What the exercise asks:
Set out each line from the following listing that includes the word "true".

(Stored data)
□ □ □

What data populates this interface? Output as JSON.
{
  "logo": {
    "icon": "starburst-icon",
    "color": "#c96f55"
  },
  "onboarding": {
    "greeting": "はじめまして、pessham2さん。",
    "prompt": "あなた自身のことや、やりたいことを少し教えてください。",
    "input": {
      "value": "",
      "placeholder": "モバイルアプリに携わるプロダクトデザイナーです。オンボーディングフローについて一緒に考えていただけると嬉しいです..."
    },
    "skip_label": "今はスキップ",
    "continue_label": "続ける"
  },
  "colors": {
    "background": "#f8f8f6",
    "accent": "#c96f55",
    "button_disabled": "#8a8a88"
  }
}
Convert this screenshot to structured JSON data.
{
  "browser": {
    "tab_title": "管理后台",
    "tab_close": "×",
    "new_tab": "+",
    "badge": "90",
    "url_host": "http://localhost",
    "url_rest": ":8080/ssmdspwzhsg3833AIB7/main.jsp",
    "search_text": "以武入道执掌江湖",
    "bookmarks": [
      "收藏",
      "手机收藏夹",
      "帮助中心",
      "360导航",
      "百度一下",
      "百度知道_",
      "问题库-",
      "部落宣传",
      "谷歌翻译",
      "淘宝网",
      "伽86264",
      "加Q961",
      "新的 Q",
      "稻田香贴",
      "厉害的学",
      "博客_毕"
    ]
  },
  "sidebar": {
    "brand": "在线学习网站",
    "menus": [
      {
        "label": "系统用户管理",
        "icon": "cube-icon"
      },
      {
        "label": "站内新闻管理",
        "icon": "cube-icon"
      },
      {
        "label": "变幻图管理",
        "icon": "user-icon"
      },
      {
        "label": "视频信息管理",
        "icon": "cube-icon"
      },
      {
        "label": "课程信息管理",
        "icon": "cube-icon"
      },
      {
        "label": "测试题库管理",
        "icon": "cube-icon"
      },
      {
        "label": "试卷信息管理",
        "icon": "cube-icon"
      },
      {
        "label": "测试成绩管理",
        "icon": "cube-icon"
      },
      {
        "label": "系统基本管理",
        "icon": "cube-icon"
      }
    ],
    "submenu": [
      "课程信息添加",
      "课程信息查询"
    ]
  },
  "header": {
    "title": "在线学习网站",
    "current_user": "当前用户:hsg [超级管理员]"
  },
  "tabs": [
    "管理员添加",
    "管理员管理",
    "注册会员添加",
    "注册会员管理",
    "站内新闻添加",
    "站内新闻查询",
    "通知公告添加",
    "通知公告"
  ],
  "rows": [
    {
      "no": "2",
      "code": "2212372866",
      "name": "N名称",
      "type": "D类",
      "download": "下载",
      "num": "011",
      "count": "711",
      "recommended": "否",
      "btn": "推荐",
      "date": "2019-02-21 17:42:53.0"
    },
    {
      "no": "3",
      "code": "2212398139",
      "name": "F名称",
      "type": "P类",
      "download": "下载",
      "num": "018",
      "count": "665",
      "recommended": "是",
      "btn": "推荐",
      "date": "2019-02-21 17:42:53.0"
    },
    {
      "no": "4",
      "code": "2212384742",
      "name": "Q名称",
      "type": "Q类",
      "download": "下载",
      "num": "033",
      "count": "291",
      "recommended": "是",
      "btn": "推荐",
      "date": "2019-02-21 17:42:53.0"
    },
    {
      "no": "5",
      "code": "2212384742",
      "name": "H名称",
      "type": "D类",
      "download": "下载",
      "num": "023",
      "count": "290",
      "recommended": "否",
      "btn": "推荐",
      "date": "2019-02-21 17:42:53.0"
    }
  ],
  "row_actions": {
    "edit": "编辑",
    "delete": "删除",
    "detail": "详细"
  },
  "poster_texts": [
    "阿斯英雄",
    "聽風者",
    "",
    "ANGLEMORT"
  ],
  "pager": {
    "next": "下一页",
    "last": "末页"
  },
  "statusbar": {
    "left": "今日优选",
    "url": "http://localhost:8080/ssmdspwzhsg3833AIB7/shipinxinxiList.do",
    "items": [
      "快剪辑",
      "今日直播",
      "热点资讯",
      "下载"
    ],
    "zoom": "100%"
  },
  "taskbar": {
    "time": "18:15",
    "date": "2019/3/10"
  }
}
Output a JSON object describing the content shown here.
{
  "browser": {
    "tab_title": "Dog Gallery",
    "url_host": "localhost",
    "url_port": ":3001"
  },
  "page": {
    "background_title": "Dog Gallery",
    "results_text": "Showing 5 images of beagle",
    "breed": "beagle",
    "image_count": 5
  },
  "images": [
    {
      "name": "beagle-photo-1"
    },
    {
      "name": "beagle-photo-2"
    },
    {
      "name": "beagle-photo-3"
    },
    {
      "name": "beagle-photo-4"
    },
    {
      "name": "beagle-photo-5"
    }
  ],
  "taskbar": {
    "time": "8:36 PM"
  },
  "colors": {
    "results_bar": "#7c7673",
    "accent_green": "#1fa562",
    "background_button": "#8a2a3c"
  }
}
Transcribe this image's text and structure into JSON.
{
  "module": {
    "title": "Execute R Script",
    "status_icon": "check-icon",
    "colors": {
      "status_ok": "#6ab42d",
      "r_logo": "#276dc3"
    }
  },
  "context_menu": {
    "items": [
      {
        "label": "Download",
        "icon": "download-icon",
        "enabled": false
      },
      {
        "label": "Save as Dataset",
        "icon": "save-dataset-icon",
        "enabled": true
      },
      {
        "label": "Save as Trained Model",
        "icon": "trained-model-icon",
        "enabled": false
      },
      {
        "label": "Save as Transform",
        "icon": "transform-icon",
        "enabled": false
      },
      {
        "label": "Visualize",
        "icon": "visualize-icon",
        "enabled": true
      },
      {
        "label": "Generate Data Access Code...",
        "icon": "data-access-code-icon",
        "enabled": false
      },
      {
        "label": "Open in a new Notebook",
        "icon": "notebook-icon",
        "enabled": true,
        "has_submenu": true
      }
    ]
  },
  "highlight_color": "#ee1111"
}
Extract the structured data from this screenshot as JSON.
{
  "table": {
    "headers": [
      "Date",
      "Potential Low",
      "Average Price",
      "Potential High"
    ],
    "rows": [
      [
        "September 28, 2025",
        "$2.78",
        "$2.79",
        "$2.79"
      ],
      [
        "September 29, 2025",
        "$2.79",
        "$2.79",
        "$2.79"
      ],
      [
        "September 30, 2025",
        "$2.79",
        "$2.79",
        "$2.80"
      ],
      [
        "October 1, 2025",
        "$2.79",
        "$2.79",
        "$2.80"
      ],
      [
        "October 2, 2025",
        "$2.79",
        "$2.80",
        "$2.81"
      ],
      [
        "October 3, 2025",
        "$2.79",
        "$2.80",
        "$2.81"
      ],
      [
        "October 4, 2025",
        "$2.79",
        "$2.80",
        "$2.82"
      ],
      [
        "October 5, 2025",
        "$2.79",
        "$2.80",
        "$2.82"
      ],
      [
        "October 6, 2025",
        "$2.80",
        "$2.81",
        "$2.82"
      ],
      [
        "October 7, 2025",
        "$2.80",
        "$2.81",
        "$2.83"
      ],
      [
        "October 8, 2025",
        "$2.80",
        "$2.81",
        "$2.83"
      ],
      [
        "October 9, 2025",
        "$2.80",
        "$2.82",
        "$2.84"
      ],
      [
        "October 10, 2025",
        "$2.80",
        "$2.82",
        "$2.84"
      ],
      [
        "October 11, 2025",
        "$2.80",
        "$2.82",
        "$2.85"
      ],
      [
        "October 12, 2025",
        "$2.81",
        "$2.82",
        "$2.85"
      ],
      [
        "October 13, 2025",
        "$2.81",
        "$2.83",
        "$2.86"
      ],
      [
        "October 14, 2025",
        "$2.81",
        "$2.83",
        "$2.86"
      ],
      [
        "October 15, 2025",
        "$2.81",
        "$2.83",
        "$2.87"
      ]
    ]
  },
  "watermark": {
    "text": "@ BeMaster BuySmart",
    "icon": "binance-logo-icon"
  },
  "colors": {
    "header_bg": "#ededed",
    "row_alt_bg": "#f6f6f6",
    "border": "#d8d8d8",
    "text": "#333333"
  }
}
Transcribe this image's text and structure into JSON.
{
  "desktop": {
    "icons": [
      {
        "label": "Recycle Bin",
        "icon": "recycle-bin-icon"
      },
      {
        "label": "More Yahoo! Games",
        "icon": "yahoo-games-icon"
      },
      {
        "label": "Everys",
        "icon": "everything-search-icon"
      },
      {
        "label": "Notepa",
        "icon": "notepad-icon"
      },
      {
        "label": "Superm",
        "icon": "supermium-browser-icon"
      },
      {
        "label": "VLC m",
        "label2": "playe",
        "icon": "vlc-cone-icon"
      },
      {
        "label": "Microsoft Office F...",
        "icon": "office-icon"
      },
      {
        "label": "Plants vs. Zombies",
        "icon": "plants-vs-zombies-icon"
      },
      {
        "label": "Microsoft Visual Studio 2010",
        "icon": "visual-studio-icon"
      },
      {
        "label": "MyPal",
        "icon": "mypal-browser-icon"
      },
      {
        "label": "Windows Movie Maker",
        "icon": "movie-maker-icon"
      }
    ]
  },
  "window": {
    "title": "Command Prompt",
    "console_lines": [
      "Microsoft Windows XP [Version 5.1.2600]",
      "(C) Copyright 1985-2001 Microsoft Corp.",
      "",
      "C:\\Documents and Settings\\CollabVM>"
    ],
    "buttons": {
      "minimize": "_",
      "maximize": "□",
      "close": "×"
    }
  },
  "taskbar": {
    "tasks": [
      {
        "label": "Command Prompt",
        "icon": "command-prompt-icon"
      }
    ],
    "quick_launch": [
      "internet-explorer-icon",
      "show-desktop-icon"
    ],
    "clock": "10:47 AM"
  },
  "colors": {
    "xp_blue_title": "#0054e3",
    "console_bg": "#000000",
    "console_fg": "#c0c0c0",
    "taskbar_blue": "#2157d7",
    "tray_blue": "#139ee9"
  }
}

□ □ □

Written solution:
        "enabled": true
        "enabled": true
        "enabled": true,
        "has_submenu": true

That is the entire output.